Figure record listings:
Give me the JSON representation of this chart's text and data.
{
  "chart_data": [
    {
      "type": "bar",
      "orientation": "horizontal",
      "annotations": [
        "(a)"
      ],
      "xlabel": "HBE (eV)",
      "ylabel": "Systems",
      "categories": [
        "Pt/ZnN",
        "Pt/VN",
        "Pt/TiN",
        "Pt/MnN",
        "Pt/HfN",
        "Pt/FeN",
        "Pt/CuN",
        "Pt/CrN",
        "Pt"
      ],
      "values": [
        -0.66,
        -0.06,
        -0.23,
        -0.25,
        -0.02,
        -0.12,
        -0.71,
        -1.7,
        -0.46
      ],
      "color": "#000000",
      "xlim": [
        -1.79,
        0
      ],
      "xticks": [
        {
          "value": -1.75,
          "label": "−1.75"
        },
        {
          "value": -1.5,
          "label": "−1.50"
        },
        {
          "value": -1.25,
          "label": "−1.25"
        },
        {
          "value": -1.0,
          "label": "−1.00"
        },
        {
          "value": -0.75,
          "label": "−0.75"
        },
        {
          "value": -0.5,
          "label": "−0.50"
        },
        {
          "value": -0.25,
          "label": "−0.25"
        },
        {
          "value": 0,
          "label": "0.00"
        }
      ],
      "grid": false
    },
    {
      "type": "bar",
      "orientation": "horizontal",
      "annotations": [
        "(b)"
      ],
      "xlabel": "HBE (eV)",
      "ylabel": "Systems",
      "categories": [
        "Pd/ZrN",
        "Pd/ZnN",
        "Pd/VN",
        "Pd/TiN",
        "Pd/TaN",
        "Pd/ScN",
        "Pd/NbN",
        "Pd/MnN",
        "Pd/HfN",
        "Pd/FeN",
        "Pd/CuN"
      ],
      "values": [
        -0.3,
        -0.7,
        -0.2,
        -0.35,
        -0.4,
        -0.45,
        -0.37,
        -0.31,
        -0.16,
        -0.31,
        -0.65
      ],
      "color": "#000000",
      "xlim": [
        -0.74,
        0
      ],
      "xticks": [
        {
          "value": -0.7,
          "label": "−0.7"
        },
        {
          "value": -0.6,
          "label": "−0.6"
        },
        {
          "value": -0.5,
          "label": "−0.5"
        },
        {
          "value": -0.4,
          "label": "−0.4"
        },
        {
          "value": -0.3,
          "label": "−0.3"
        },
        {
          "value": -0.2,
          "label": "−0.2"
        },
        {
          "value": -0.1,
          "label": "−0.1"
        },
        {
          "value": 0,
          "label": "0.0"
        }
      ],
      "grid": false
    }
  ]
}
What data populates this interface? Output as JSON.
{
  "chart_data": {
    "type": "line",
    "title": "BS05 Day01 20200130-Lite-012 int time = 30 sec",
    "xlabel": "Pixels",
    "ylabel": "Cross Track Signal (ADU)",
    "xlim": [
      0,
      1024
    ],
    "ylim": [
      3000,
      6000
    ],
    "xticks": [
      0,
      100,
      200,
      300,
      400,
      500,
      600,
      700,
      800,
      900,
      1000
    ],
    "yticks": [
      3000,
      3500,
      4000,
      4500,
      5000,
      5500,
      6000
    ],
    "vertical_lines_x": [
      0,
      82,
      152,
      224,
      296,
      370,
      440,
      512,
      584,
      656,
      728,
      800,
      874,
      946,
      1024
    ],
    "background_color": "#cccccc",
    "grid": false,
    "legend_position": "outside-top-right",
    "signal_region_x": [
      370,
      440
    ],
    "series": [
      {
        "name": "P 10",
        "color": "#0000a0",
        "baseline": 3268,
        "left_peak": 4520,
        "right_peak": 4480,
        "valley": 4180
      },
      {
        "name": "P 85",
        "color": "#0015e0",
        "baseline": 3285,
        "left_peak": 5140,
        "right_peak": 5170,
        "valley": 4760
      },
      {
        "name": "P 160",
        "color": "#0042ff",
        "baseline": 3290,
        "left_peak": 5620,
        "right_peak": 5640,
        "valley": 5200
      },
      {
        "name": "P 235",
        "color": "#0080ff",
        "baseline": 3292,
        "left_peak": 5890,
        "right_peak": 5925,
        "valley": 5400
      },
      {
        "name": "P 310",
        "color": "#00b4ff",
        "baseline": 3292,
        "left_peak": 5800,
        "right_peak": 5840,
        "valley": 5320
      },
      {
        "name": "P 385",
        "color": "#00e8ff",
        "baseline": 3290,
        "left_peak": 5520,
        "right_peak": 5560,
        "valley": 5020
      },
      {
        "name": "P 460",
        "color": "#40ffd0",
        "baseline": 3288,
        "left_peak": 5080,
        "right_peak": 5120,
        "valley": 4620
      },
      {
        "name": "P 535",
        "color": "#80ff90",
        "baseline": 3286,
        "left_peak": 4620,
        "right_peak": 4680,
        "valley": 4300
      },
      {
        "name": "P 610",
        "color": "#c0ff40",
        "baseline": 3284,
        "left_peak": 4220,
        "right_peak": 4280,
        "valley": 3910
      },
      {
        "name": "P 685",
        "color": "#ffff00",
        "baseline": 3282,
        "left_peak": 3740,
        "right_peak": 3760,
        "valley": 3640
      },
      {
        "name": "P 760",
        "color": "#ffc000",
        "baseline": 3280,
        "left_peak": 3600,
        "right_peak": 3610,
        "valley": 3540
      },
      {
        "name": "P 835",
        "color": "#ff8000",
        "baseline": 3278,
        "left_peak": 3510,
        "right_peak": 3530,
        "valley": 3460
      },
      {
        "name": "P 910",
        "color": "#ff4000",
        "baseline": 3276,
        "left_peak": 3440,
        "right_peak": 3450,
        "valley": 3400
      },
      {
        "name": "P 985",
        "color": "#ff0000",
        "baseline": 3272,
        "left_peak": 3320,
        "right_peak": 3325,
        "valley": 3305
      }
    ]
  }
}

Your instructions ▸ All the data must be duplicated exactly, with nothing added or removed.

Full answer ▸
Give me the JSON representation of this chart's text and data.
{
  "chart_data": [
    {
      "type": "bar",
      "orientation": "horizontal",
      "annotations": [
        "(a)"
      ],
      "xlabel": "HBE (eV)",
      "ylabel": "Systems",
      "categories": [
        "Pt/ZnN",
        "Pt/VN",
        "Pt/TiN",
        "Pt/MnN",
        "Pt/HfN",
        "Pt/FeN",
        "Pt/CuN",
        "Pt/CrN",
        "Pt"
      ],
      "values": [
        -0.66,
        -0.06,
        -0.23,
        -0.25,
        -0.02,
        -0.12,
        -0.71,
        -1.7,
        -0.46
      ],
      "color": "#000000",
      "xlim": [
        -1.79,
        0
      ],
      "xticks": [
        {
          "value": -1.75,
          "label": "−1.75"
        },
        {
          "value": -1.5,
          "label": "−1.50"
        },
        {
          "value": -1.25,
          "label": "−1.25"
        },
        {
          "value": -1.0,
          "label": "−1.00"
        },
        {
          "value": -0.75,
          "label": "−0.75"
        },
        {
          "value": -0.5,
          "label": "−0.50"
        },
        {
          "value": -0.25,
          "label": "−0.25"
        },
        {
          "value": 0,
          "label": "0.00"
        }
      ],
      "grid": false
    },
    {
      "type": "bar",
      "orientation": "horizontal",
      "annotations": [
        "(b)"
      ],
      "xlabel": "HBE (eV)",
      "ylabel": "Systems",
      "categories": [
        "Pd/ZrN",
        "Pd/ZnN",
        "Pd/VN",
        "Pd/TiN",
        "Pd/TaN",
        "Pd/ScN",
        "Pd/NbN",
        "Pd/MnN",
        "Pd/HfN",
        "Pd/FeN",
        "Pd/CuN"
      ],
      "values": [
        -0.3,
        -0.7,
        -0.2,
        -0.35,
        -0.4,
        -0.45,
        -0.37,
        -0.31,
        -0.16,
        -0.31,
        -0.65
      ],
      "color": "#000000",
      "xlim": [
        -0.74,
        0
      ],
      "xticks": [
        {
          "value": -0.7,
          "label": "−0.7"
        },
        {
          "value": -0.6,
          "label": "−0.6"
        },
        {
          "value": -0.5,
          "label": "−0.5"
        },
        {
          "value": -0.4,
          "label": "−0.4"
        },
        {
          "value": -0.3,
          "label": "−0.3"
        },
        {
          "value": -0.2,
          "label": "−0.2"
        },
        {
          "value": -0.1,
          "label": "−0.1"
        },
        {
          "value": 0,
          "label": "0.0"
        }
      ],
      "grid": false
    }
  ]
}
What data populates this interface? Output as JSON.
{
  "chart_data": {
    "type": "line",
    "title": "BS05 Day01 20200130-Lite-012 int time = 30 sec",
    "xlabel": "Pixels",
    "ylabel": "Cross Track Signal (ADU)",
    "xlim": [
      0,
      1024
    ],
    "ylim": [
      3000,
      6000
    ],
    "xticks": [
      0,
      100,
      200,
      300,
      400,
      500,
      600,
      700,
      800,
      900,
      1000
    ],
    "yticks": [
      3000,
      3500,
      4000,
      4500,
      5000,
      5500,
      6000
    ],
    "vertical_lines_x": [
      0,
      82,
      152,
      224,
      296,
      370,
      440,
      512,
      584,
      656,
      728,
      800,
      874,
      946,
      1024
    ],
    "background_color": "#cccccc",
    "grid": false,
    "legend_position": "outside-top-right",
    "signal_region_x": [
      370,
      440
    ],
    "series": [
      {
        "name": "P 10",
        "color": "#0000a0",
        "baseline": 3268,
        "left_peak": 4520,
        "right_peak": 4480,
        "valley": 4180
      },
      {
        "name": "P 85",
        "color": "#0015e0",
        "baseline": 3285,
        "left_peak": 5140,
        "right_peak": 5170,
        "valley": 4760
      },
      {
        "name": "P 160",
        "color": "#0042ff",
        "baseline": 3290,
        "left_peak": 5620,
        "right_peak": 5640,
        "valley": 5200
      },
      {
        "name": "P 235",
        "color": "#0080ff",
        "baseline": 3292,
        "left_peak": 5890,
        "right_peak": 5925,
        "valley": 5400
      },
      {
        "name": "P 310",
        "color": "#00b4ff",
        "baseline": 3292,
        "left_peak": 5800,
        "right_peak": 5840,
        "valley": 5320
      },
      {
        "name": "P 385",
        "color": "#00e8ff",
        "baseline": 3290,
        "left_peak": 5520,
        "right_peak": 5560,
        "valley": 5020
      },
      {
        "name": "P 460",
        "color": "#40ffd0",
        "baseline": 3288,
        "left_peak": 5080,
        "right_peak": 5120,
        "valley": 4620
      },
      {
        "name": "P 535",
        "color": "#80ff90",
        "baseline": 3286,
        "left_peak": 4620,
        "right_peak": 4680,
        "valley": 4300
      },
      {
        "name": "P 610",
        "color": "#c0ff40",
        "baseline": 3284,
        "left_peak": 4220,
        "right_peak": 4280,
        "valley": 3910
      },
      {
        "name": "P 685",
        "color": "#ffff00",
        "baseline": 3282,
        "left_peak": 3740,
        "right_peak": 3760,
        "valley": 3640
      },
      {
        "name": "P 760",
        "color": "#ffc000",
        "baseline": 3280,
        "left_peak": 3600,
        "right_peak": 3610,
        "valley": 3540
      },
      {
        "name": "P 835",
        "color": "#ff8000",
        "baseline": 3278,
        "left_peak": 3510,
        "right_peak": 3530,
        "valley": 3460
      },
      {
        "name": "P 910",
        "color": "#ff4000",
        "baseline": 3276,
        "left_peak": 3440,
        "right_peak": 3450,
        "valley": 3400
      },
      {
        "name": "P 985",
        "color": "#ff0000",
        "baseline": 3272,
        "left_peak": 3320,
        "right_peak": 3325,
        "valley": 3305
      }
    ]
  }
}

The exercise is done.